**DIRECTIONS FOR THIS TASK:** Retype the whole listing verbatim and keep the pictures out of it.

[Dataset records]
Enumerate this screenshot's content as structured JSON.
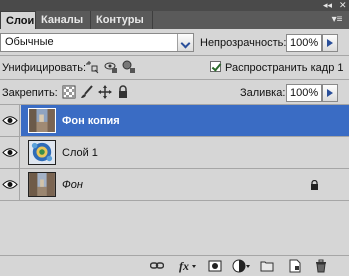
{
  "panel": {
    "collapse_glyph": "◂◂",
    "close_glyph": "✕",
    "menu_glyph": "▾≡"
  },
  "tabs": [
    {
      "label": "Слои",
      "active": true
    },
    {
      "label": "Каналы",
      "active": false
    },
    {
      "label": "Контуры",
      "active": false
    }
  ],
  "blend_mode": {
    "value": "Обычные"
  },
  "opacity": {
    "label": "Непрозрачность:",
    "value": "100%"
  },
  "unify": {
    "label": "Унифицировать:",
    "icons": [
      "unify-position-icon",
      "unify-visibility-icon",
      "unify-style-icon"
    ]
  },
  "propagate": {
    "label": "Распространить кадр 1",
    "checked": true
  },
  "lock": {
    "label": "Закрепить:",
    "icons": [
      "lock-transparent-pixels-icon",
      "lock-image-pixels-icon",
      "lock-position-icon",
      "lock-all-icon"
    ]
  },
  "fill": {
    "label": "Заливка:",
    "value": "100%"
  },
  "layers": [
    {
      "name": "Фон копия",
      "selected": true,
      "italic": false,
      "locked": false,
      "thumb": "street-photo"
    },
    {
      "name": "Слой 1",
      "selected": false,
      "italic": false,
      "locked": false,
      "thumb": "blue-ornament"
    },
    {
      "name": "Фон",
      "selected": false,
      "italic": true,
      "locked": true,
      "thumb": "street-photo"
    }
  ],
  "bottom_icons": [
    "link-layers-icon",
    "layer-style-fx-icon",
    "layer-mask-icon",
    "adjustment-layer-icon",
    "new-group-folder-icon",
    "new-layer-icon",
    "delete-trash-icon"
  ],
  "colors": {
    "selection": "#3a6cc4",
    "panel_bg": "#d6d6d6",
    "tabbar_bg": "#5a5a5a",
    "accent_arrow": "#2a4f9a"
  }
}
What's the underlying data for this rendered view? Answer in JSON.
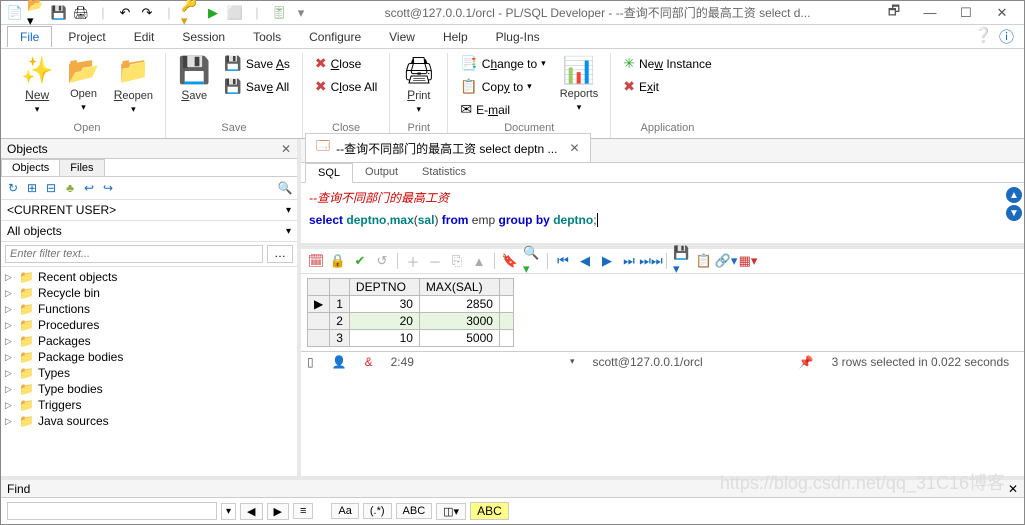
{
  "title": "scott@127.0.0.1/orcl - PL/SQL Developer - --查询不同部门的最高工资 select d...",
  "menubar": [
    "File",
    "Project",
    "Edit",
    "Session",
    "Tools",
    "Configure",
    "View",
    "Help",
    "Plug-Ins"
  ],
  "ribbon": {
    "open": {
      "new": "New",
      "open": "Open",
      "reopen": "Reopen",
      "label": "Open"
    },
    "save": {
      "save": "Save",
      "saveas": "Save As",
      "saveall": "Save All",
      "label": "Save"
    },
    "close": {
      "close": "Close",
      "closeall": "Close All",
      "label": "Close"
    },
    "print": {
      "print": "Print",
      "label": "Print"
    },
    "document": {
      "changeto": "Change to",
      "copyto": "Copy to",
      "email": "E-mail",
      "reports": "Reports",
      "label": "Document"
    },
    "application": {
      "newinst": "New Instance",
      "exit": "Exit",
      "label": "Application"
    }
  },
  "objects_panel": {
    "title": "Objects",
    "tabs": [
      "Objects",
      "Files"
    ],
    "current_user": "<CURRENT USER>",
    "all_objects": "All objects",
    "filter_placeholder": "Enter filter text...",
    "tree": [
      "Recent objects",
      "Recycle bin",
      "Functions",
      "Procedures",
      "Packages",
      "Package bodies",
      "Types",
      "Type bodies",
      "Triggers",
      "Java sources"
    ]
  },
  "doctab": {
    "title": "--查询不同部门的最高工资 select deptn ..."
  },
  "subtabs": [
    "SQL",
    "Output",
    "Statistics"
  ],
  "sql": {
    "comment": "--查询不同部门的最高工资",
    "line2_parts": {
      "select": "select",
      "sp1": " ",
      "deptno": "deptno",
      "c1": ",",
      "max": "max",
      "lp": "(",
      "sal": "sal",
      "rp": ")",
      "sp2": " ",
      "from": "from",
      "sp3": " ",
      "emp": "emp",
      "sp4": " ",
      "group": "group",
      "sp5": " ",
      "by": "by",
      "sp6": " ",
      "deptno2": "deptno",
      "semi": ";"
    }
  },
  "grid": {
    "headers": [
      "DEPTNO",
      "MAX(SAL)"
    ],
    "rows": [
      {
        "n": 1,
        "deptno": 30,
        "maxsal": 2850,
        "ptr": "▶"
      },
      {
        "n": 2,
        "deptno": 20,
        "maxsal": 3000,
        "hl": true
      },
      {
        "n": 3,
        "deptno": 10,
        "maxsal": 5000
      }
    ]
  },
  "status": {
    "pos": "2:49",
    "conn": "scott@127.0.0.1/orcl",
    "rows": "3 rows selected in 0.022 seconds"
  },
  "find": {
    "title": "Find",
    "abc": "ABC",
    "abc2": "ABC"
  },
  "watermark": "https://blog.csdn.net/qq_31C16博客"
}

**CORRECT RESPONSE:**
Enumerate this screenshot's content as structured JSON.
{
  "panel": {
    "collapse_glyph": "◂◂",
    "close_glyph": "✕",
    "menu_glyph": "▾≡"
  },
  "tabs": [
    {
      "label": "Слои",
      "active": true
    },
    {
      "label": "Каналы",
      "active": false
    },
    {
      "label": "Контуры",
      "active": false
    }
  ],
  "blend_mode": {
    "value": "Обычные"
  },
  "opacity": {
    "label": "Непрозрачность:",
    "value": "100%"
  },
  "unify": {
    "label": "Унифицировать:",
    "icons": [
      "unify-position-icon",
      "unify-visibility-icon",
      "unify-style-icon"
    ]
  },
  "propagate": {
    "label": "Распространить кадр 1",
    "checked": true
  },
  "lock": {
    "label": "Закрепить:",
    "icons": [
      "lock-transparent-pixels-icon",
      "lock-image-pixels-icon",
      "lock-position-icon",
      "lock-all-icon"
    ]
  },
  "fill": {
    "label": "Заливка:",
    "value": "100%"
  },
  "layers": [
    {
      "name": "Фон копия",
      "selected": true,
      "italic": false,
      "locked": false,
      "thumb": "street-photo"
    },
    {
      "name": "Слой 1",
      "selected": false,
      "italic": false,
      "locked": false,
      "thumb": "blue-ornament"
    },
    {
      "name": "Фон",
      "selected": false,
      "italic": true,
      "locked": true,
      "thumb": "street-photo"
    }
  ],
  "bottom_icons": [
    "link-layers-icon",
    "layer-style-fx-icon",
    "layer-mask-icon",
    "adjustment-layer-icon",
    "new-group-folder-icon",
    "new-layer-icon",
    "delete-trash-icon"
  ],
  "colors": {
    "selection": "#3a6cc4",
    "panel_bg": "#d6d6d6",
    "tabbar_bg": "#5a5a5a",
    "accent_arrow": "#2a4f9a"
  }
}
What's the underlying data for this rendered view? Answer in JSON.
{
  "title": "scott@127.0.0.1/orcl - PL/SQL Developer - --查询不同部门的最高工资 select d...",
  "menubar": [
    "File",
    "Project",
    "Edit",
    "Session",
    "Tools",
    "Configure",
    "View",
    "Help",
    "Plug-Ins"
  ],
  "ribbon": {
    "open": {
      "new": "New",
      "open": "Open",
      "reopen": "Reopen",
      "label": "Open"
    },
    "save": {
      "save": "Save",
      "saveas": "Save As",
      "saveall": "Save All",
      "label": "Save"
    },
    "close": {
      "close": "Close",
      "closeall": "Close All",
      "label": "Close"
    },
    "print": {
      "print": "Print",
      "label": "Print"
    },
    "document": {
      "changeto": "Change to",
      "copyto": "Copy to",
      "email": "E-mail",
      "reports": "Reports",
      "label": "Document"
    },
    "application": {
      "newinst": "New Instance",
      "exit": "Exit",
      "label": "Application"
    }
  },
  "objects_panel": {
    "title": "Objects",
    "tabs": [
      "Objects",
      "Files"
    ],
    "current_user": "<CURRENT USER>",
    "all_objects": "All objects",
    "filter_placeholder": "Enter filter text...",
    "tree": [
      "Recent objects",
      "Recycle bin",
      "Functions",
      "Procedures",
      "Packages",
      "Package bodies",
      "Types",
      "Type bodies",
      "Triggers",
      "Java sources"
    ]
  },
  "doctab": {
    "title": "--查询不同部门的最高工资 select deptn ..."
  },
  "subtabs": [
    "SQL",
    "Output",
    "Statistics"
  ],
  "sql": {
    "comment": "--查询不同部门的最高工资",
    "line2_parts": {
      "select": "select",
      "sp1": " ",
      "deptno": "deptno",
      "c1": ",",
      "max": "max",
      "lp": "(",
      "sal": "sal",
      "rp": ")",
      "sp2": " ",
      "from": "from",
      "sp3": " ",
      "emp": "emp",
      "sp4": " ",
      "group": "group",
      "sp5": " ",
      "by": "by",
      "sp6": " ",
      "deptno2": "deptno",
      "semi": ";"
    }
  },
  "grid": {
    "headers": [
      "DEPTNO",
      "MAX(SAL)"
    ],
    "rows": [
      {
        "n": 1,
        "deptno": 30,
        "maxsal": 2850,
        "ptr": "▶"
      },
      {
        "n": 2,
        "deptno": 20,
        "maxsal": 3000,
        "hl": true
      },
      {
        "n": 3,
        "deptno": 10,
        "maxsal": 5000
      }
    ]
  },
  "status": {
    "pos": "2:49",
    "conn": "scott@127.0.0.1/orcl",
    "rows": "3 rows selected in 0.022 seconds"
  },
  "find": {
    "title": "Find",
    "abc": "ABC",
    "abc2": "ABC"
  },
  "watermark": "https://blog.csdn.net/qq_31C16博客"
}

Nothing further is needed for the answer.